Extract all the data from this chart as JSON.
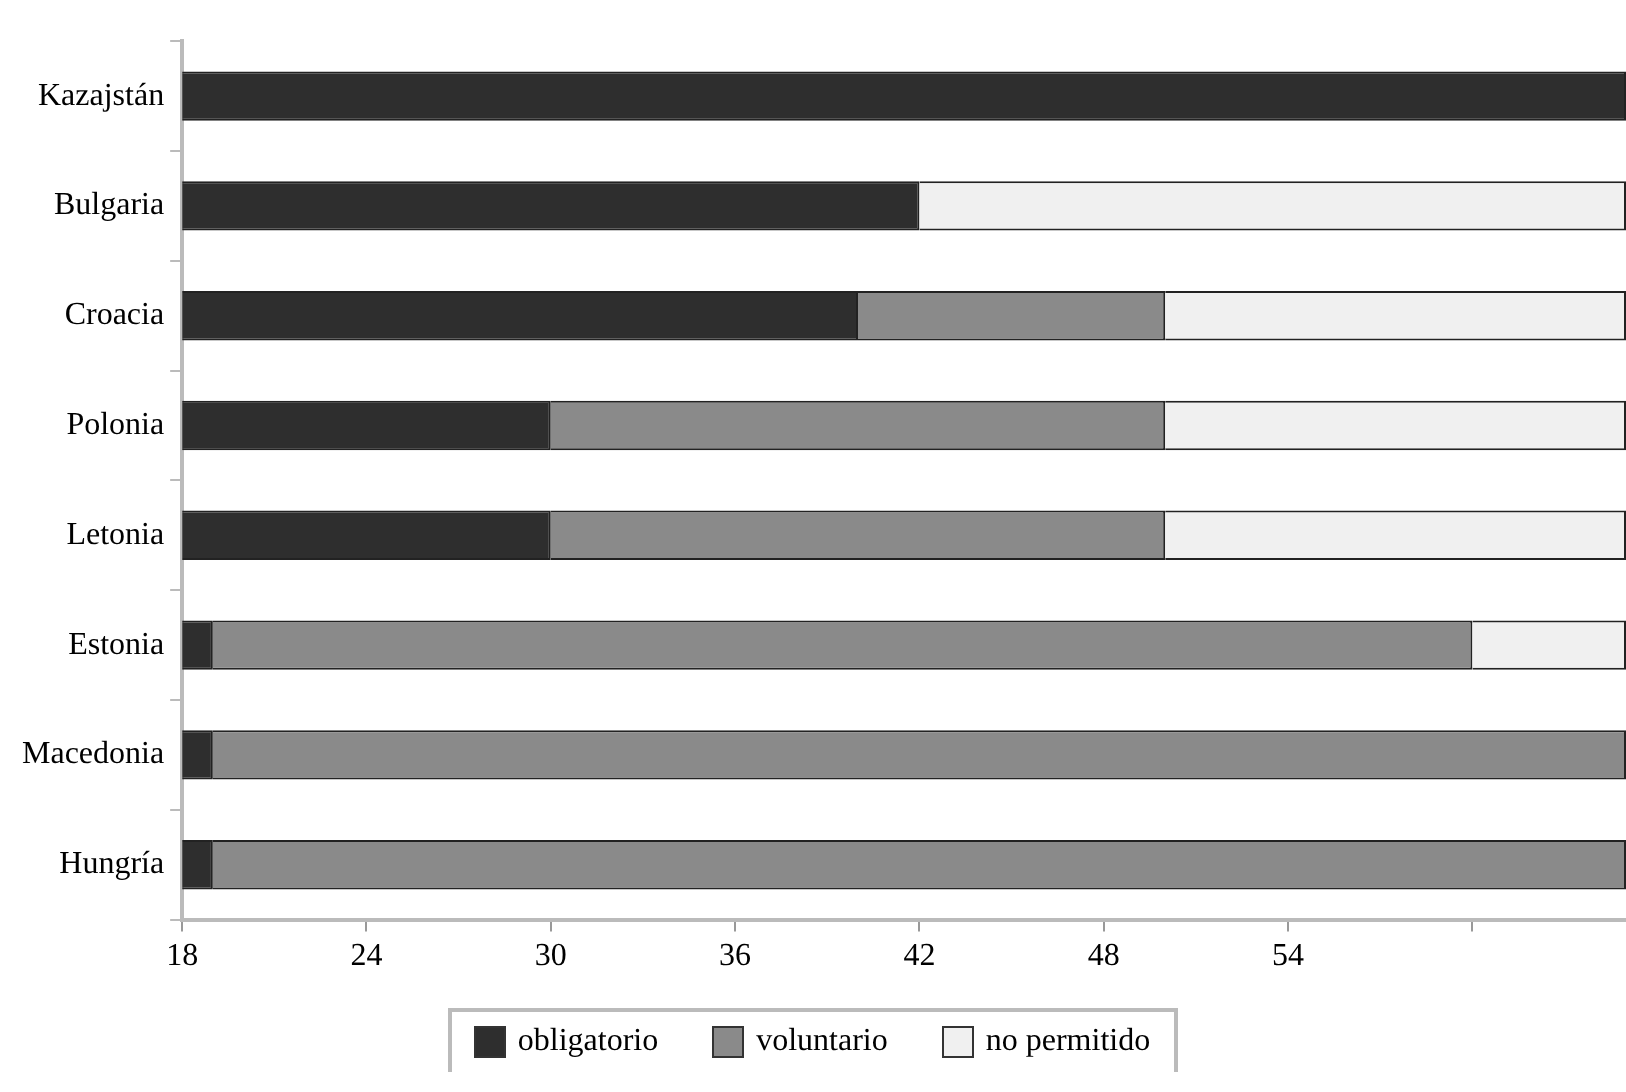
{
  "chart_data": {
    "type": "bar",
    "orientation": "horizontal",
    "categories": [
      "Kazajstán",
      "Bulgaria",
      "Croacia",
      "Polonia",
      "Letonia",
      "Estonia",
      "Macedonia",
      "Hungría"
    ],
    "series": [
      {
        "name": "obligatorio",
        "color": "#2e2e2e",
        "base": [
          18,
          18,
          18,
          18,
          18,
          18,
          18,
          18
        ],
        "values": [
          47,
          24,
          22,
          12,
          12,
          1,
          1,
          1
        ]
      },
      {
        "name": "voluntario",
        "color": "#8a8a8a",
        "base": [
          null,
          null,
          40,
          30,
          30,
          19,
          19,
          19
        ],
        "values": [
          null,
          null,
          10,
          20,
          20,
          41,
          46,
          46
        ]
      },
      {
        "name": "no permitido",
        "color": "#f0f0f0",
        "base": [
          null,
          42,
          50,
          50,
          50,
          60,
          null,
          null
        ],
        "values": [
          null,
          23,
          15,
          15,
          15,
          5,
          null,
          null
        ]
      }
    ],
    "xlim": [
      18,
      65
    ],
    "xticks": [
      18,
      24,
      30,
      36,
      42,
      48,
      54,
      {
        "value": 60,
        "label": null
      }
    ],
    "grid": false,
    "legend": "bottom"
  }
}
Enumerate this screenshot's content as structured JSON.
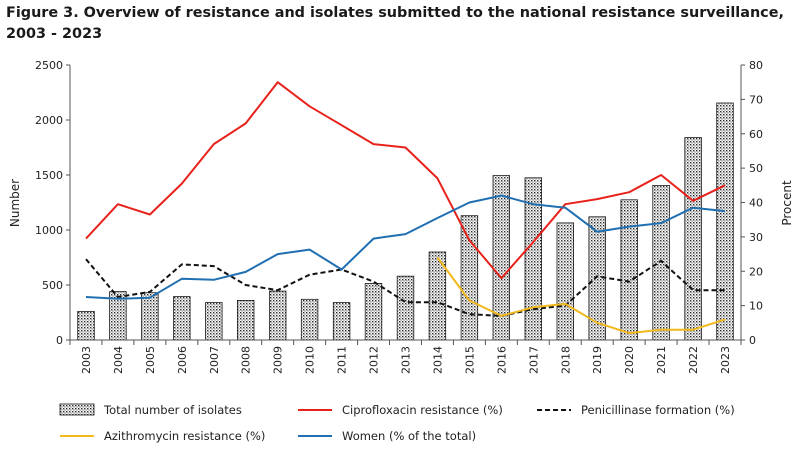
{
  "chart_data": {
    "type": "bar+line",
    "title_line1": "Figure 3. Overview of resistance  and isolates submitted to the national resistance  surveillance,",
    "title_line2": "2003 - 2023",
    "categories": [
      "2003",
      "2004",
      "2005",
      "2006",
      "2007",
      "2008",
      "2009",
      "2010",
      "2011",
      "2012",
      "2013",
      "2014",
      "2015",
      "2016",
      "2017",
      "2018",
      "2019",
      "2020",
      "2021",
      "2022",
      "2023"
    ],
    "left_axis": {
      "label": "Number",
      "min": 0,
      "max": 2500,
      "ticks": [
        "0",
        "500",
        "1000",
        "1500",
        "2000",
        "2500"
      ]
    },
    "right_axis": {
      "label": "Procent",
      "min": 0,
      "max": 80,
      "ticks": [
        "0",
        "10",
        "20",
        "30",
        "40",
        "50",
        "60",
        "70",
        "80"
      ]
    },
    "bar_series": {
      "name": "Total number of isolates",
      "axis": "left",
      "values": [
        260,
        440,
        430,
        395,
        340,
        360,
        445,
        370,
        340,
        515,
        580,
        800,
        1130,
        1495,
        1475,
        1065,
        1120,
        1275,
        1405,
        1840,
        2155
      ]
    },
    "line_series": [
      {
        "name": "Ciprofloxacin resistance (%)",
        "axis": "right",
        "color": "#e8221b",
        "dash": "none",
        "start": 0,
        "values": [
          29.5,
          39.5,
          36.5,
          45.5,
          57,
          63,
          75,
          68,
          62.5,
          57,
          56,
          47,
          29,
          18,
          28.5,
          39.5,
          41,
          43,
          48,
          40.5,
          45
        ]
      },
      {
        "name": "Penicillinase formation (%)",
        "axis": "right",
        "color": "#111111",
        "dash": "5,3",
        "start": 0,
        "values": [
          23.5,
          12.5,
          14,
          22,
          21.5,
          16,
          14.5,
          19,
          20.5,
          17,
          11,
          11,
          7.5,
          7,
          9,
          10,
          18.5,
          17,
          23,
          14.5,
          14.5
        ]
      },
      {
        "name": "Azithromycin resistance (%)",
        "axis": "right",
        "color": "#f2b81c",
        "dash": "none",
        "start": 11,
        "values": [
          24,
          11.5,
          7,
          9.5,
          10.5,
          5,
          2,
          3,
          3,
          6
        ]
      },
      {
        "name": "Women (% of the total)",
        "axis": "right",
        "color": "#1f6fb2",
        "dash": "none",
        "start": 0,
        "values": [
          12.5,
          12,
          12.3,
          17.8,
          17.5,
          19.8,
          25,
          26.3,
          20.5,
          29.5,
          30.8,
          35.5,
          40,
          42,
          39.5,
          38.5,
          31.5,
          33,
          34,
          38.5,
          37.5
        ]
      }
    ],
    "legend": {
      "position": "bottom",
      "items": [
        {
          "label": "Total number of isolates",
          "kind": "bar"
        },
        {
          "label": "Ciprofloxacin resistance (%)",
          "kind": "line",
          "color": "#e8221b",
          "dash": "none"
        },
        {
          "label": "Penicillinase formation (%)",
          "kind": "line",
          "color": "#111111",
          "dash": "5,3"
        },
        {
          "label": "Azithromycin resistance (%)",
          "kind": "line",
          "color": "#f2b81c",
          "dash": "none"
        },
        {
          "label": "Women (% of the total)",
          "kind": "line",
          "color": "#1f6fb2",
          "dash": "none"
        }
      ]
    },
    "grid": false
  }
}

◆ ◆ ◆ ◆ ◆

Exercise: Transcribe every record above exactly as written, leaving out any pictures.

The answer:
Extract all the data from this chart as JSON.
{
  "chart_data": {
    "type": "bar",
    "orientation": "horizontal",
    "categories": [
      "Kazajstán",
      "Bulgaria",
      "Croacia",
      "Polonia",
      "Letonia",
      "Estonia",
      "Macedonia",
      "Hungría"
    ],
    "series": [
      {
        "name": "obligatorio",
        "color": "#2e2e2e",
        "base": [
          18,
          18,
          18,
          18,
          18,
          18,
          18,
          18
        ],
        "values": [
          47,
          24,
          22,
          12,
          12,
          1,
          1,
          1
        ]
      },
      {
        "name": "voluntario",
        "color": "#8a8a8a",
        "base": [
          null,
          null,
          40,
          30,
          30,
          19,
          19,
          19
        ],
        "values": [
          null,
          null,
          10,
          20,
          20,
          41,
          46,
          46
        ]
      },
      {
        "name": "no permitido",
        "color": "#f0f0f0",
        "base": [
          null,
          42,
          50,
          50,
          50,
          60,
          null,
          null
        ],
        "values": [
          null,
          23,
          15,
          15,
          15,
          5,
          null,
          null
        ]
      }
    ],
    "xlim": [
      18,
      65
    ],
    "xticks": [
      18,
      24,
      30,
      36,
      42,
      48,
      54,
      {
        "value": 60,
        "label": null
      }
    ],
    "grid": false,
    "legend": "bottom"
  }
}
Enumerate this screenshot's content as structured JSON.
{
  "chart_data": {
    "type": "bar+line",
    "title_line1": "Figure 3. Overview of resistance  and isolates submitted to the national resistance  surveillance,",
    "title_line2": "2003 - 2023",
    "categories": [
      "2003",
      "2004",
      "2005",
      "2006",
      "2007",
      "2008",
      "2009",
      "2010",
      "2011",
      "2012",
      "2013",
      "2014",
      "2015",
      "2016",
      "2017",
      "2018",
      "2019",
      "2020",
      "2021",
      "2022",
      "2023"
    ],
    "left_axis": {
      "label": "Number",
      "min": 0,
      "max": 2500,
      "ticks": [
        "0",
        "500",
        "1000",
        "1500",
        "2000",
        "2500"
      ]
    },
    "right_axis": {
      "label": "Procent",
      "min": 0,
      "max": 80,
      "ticks": [
        "0",
        "10",
        "20",
        "30",
        "40",
        "50",
        "60",
        "70",
        "80"
      ]
    },
    "bar_series": {
      "name": "Total number of isolates",
      "axis": "left",
      "values": [
        260,
        440,
        430,
        395,
        340,
        360,
        445,
        370,
        340,
        515,
        580,
        800,
        1130,
        1495,
        1475,
        1065,
        1120,
        1275,
        1405,
        1840,
        2155
      ]
    },
    "line_series": [
      {
        "name": "Ciprofloxacin resistance (%)",
        "axis": "right",
        "color": "#e8221b",
        "dash": "none",
        "start": 0,
        "values": [
          29.5,
          39.5,
          36.5,
          45.5,
          57,
          63,
          75,
          68,
          62.5,
          57,
          56,
          47,
          29,
          18,
          28.5,
          39.5,
          41,
          43,
          48,
          40.5,
          45
        ]
      },
      {
        "name": "Penicillinase formation (%)",
        "axis": "right",
        "color": "#111111",
        "dash": "5,3",
        "start": 0,
        "values": [
          23.5,
          12.5,
          14,
          22,
          21.5,
          16,
          14.5,
          19,
          20.5,
          17,
          11,
          11,
          7.5,
          7,
          9,
          10,
          18.5,
          17,
          23,
          14.5,
          14.5
        ]
      },
      {
        "name": "Azithromycin resistance (%)",
        "axis": "right",
        "color": "#f2b81c",
        "dash": "none",
        "start": 11,
        "values": [
          24,
          11.5,
          7,
          9.5,
          10.5,
          5,
          2,
          3,
          3,
          6
        ]
      },
      {
        "name": "Women (% of the total)",
        "axis": "right",
        "color": "#1f6fb2",
        "dash": "none",
        "start": 0,
        "values": [
          12.5,
          12,
          12.3,
          17.8,
          17.5,
          19.8,
          25,
          26.3,
          20.5,
          29.5,
          30.8,
          35.5,
          40,
          42,
          39.5,
          38.5,
          31.5,
          33,
          34,
          38.5,
          37.5
        ]
      }
    ],
    "legend": {
      "position": "bottom",
      "items": [
        {
          "label": "Total number of isolates",
          "kind": "bar"
        },
        {
          "label": "Ciprofloxacin resistance (%)",
          "kind": "line",
          "color": "#e8221b",
          "dash": "none"
        },
        {
          "label": "Penicillinase formation (%)",
          "kind": "line",
          "color": "#111111",
          "dash": "5,3"
        },
        {
          "label": "Azithromycin resistance (%)",
          "kind": "line",
          "color": "#f2b81c",
          "dash": "none"
        },
        {
          "label": "Women (% of the total)",
          "kind": "line",
          "color": "#1f6fb2",
          "dash": "none"
        }
      ]
    },
    "grid": false
  }
}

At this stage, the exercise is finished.